(Dataset items)
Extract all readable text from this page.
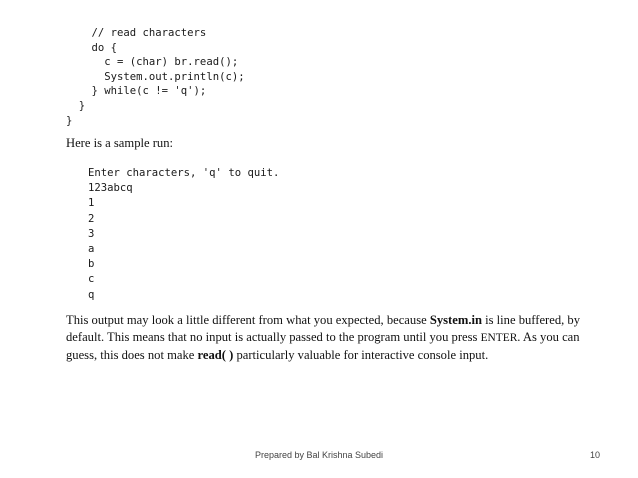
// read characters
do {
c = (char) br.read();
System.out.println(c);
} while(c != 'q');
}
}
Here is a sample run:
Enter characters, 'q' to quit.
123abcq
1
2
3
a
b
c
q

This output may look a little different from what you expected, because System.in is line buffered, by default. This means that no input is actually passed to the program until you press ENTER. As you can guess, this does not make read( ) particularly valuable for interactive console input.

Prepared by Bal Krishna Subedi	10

* * *

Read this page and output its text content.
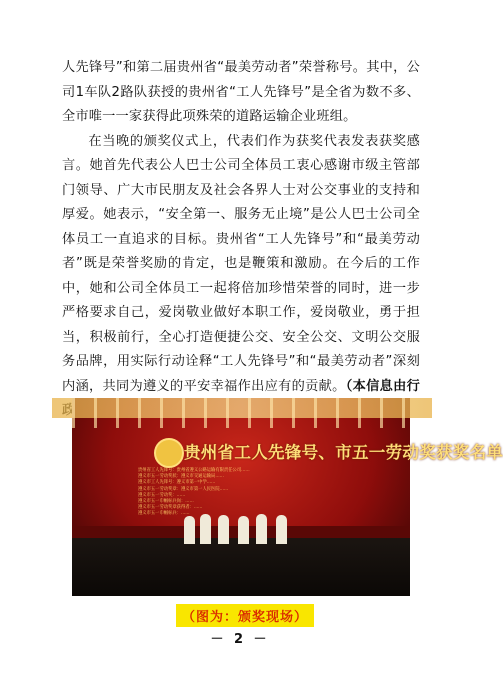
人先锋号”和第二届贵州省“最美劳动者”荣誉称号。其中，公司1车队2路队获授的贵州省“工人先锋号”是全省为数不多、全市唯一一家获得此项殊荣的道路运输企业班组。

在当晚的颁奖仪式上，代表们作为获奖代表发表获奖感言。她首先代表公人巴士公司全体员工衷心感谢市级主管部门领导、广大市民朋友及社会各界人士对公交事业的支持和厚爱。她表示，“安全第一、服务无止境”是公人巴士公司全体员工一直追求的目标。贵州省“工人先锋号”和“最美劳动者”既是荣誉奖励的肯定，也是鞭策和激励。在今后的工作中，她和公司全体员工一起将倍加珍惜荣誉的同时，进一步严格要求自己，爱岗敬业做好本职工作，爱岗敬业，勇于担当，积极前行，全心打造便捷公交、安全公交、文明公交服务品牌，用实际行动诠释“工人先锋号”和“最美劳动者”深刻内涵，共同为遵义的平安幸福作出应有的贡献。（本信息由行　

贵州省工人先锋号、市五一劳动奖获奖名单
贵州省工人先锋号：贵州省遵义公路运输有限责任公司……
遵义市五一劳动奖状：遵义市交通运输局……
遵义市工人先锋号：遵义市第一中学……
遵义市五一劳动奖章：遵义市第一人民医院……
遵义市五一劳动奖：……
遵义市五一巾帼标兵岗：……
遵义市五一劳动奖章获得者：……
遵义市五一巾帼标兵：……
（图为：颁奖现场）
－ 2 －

---

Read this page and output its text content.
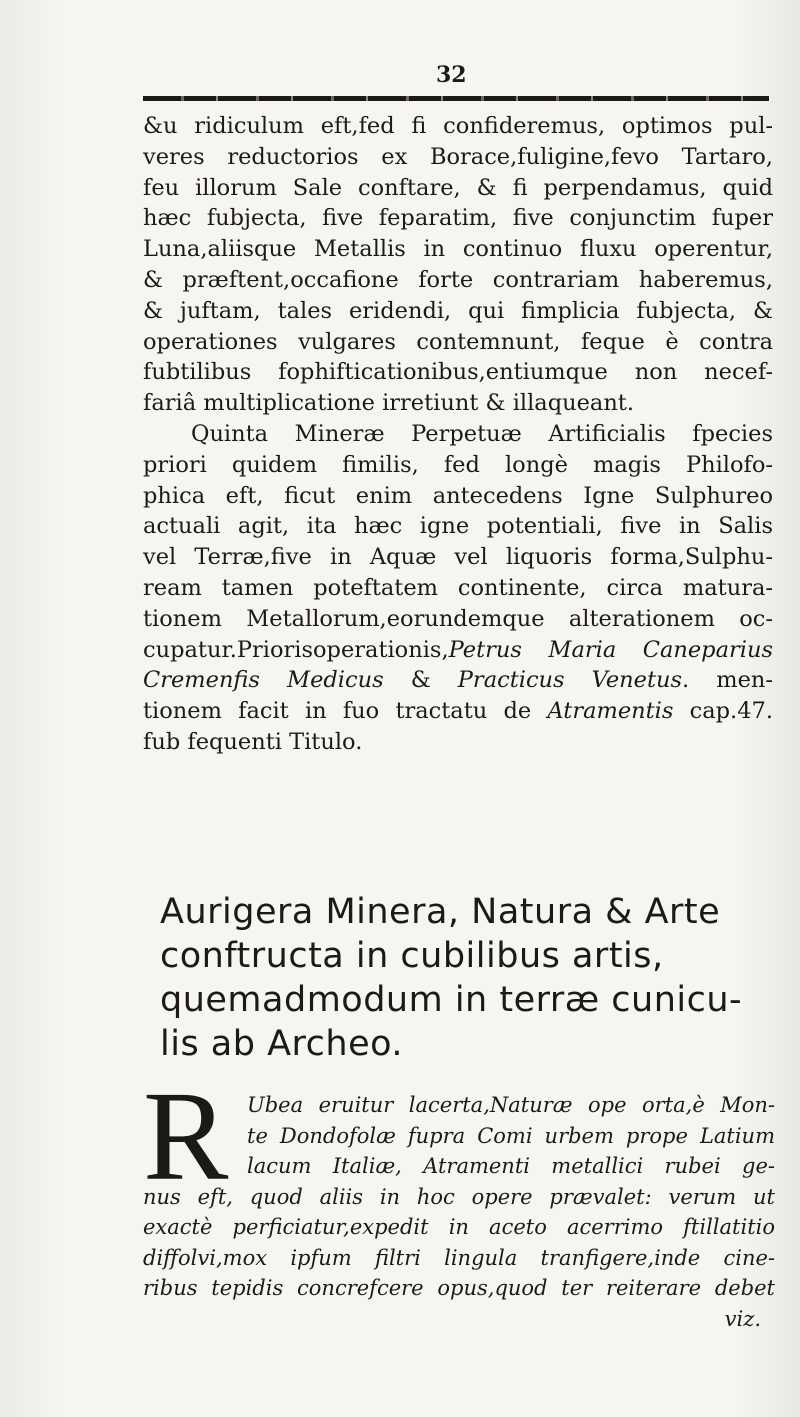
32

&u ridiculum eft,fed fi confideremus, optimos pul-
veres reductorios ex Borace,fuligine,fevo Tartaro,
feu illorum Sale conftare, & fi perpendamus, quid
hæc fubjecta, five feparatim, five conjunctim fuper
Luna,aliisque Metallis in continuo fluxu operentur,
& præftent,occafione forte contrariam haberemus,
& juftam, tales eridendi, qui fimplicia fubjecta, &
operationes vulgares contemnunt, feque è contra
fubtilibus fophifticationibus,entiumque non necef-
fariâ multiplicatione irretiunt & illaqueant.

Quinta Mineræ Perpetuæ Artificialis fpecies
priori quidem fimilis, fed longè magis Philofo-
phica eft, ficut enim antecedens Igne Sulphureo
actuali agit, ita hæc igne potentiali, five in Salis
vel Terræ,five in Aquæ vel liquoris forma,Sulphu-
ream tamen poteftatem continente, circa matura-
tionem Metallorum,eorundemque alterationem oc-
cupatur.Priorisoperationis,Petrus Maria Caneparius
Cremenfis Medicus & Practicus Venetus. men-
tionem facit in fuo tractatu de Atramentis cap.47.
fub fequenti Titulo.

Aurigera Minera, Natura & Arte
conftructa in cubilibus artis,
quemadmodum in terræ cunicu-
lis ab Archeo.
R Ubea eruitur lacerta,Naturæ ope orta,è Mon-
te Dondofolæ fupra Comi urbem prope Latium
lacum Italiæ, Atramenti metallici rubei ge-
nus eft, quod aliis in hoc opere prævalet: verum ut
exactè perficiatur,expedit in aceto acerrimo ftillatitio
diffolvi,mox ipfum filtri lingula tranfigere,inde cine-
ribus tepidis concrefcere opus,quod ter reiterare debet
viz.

▸ Problem
Review the preceding data and report every line that includes the string "from".

▸ Expected answer
Extract all readable text from this page.
This output may look a little different from what you expected, because System.in is line buffered, by default. This means that no input is actually passed to the program until you press ENTER. As you can guess, this does not make read( ) particularly valuable for interactive console input.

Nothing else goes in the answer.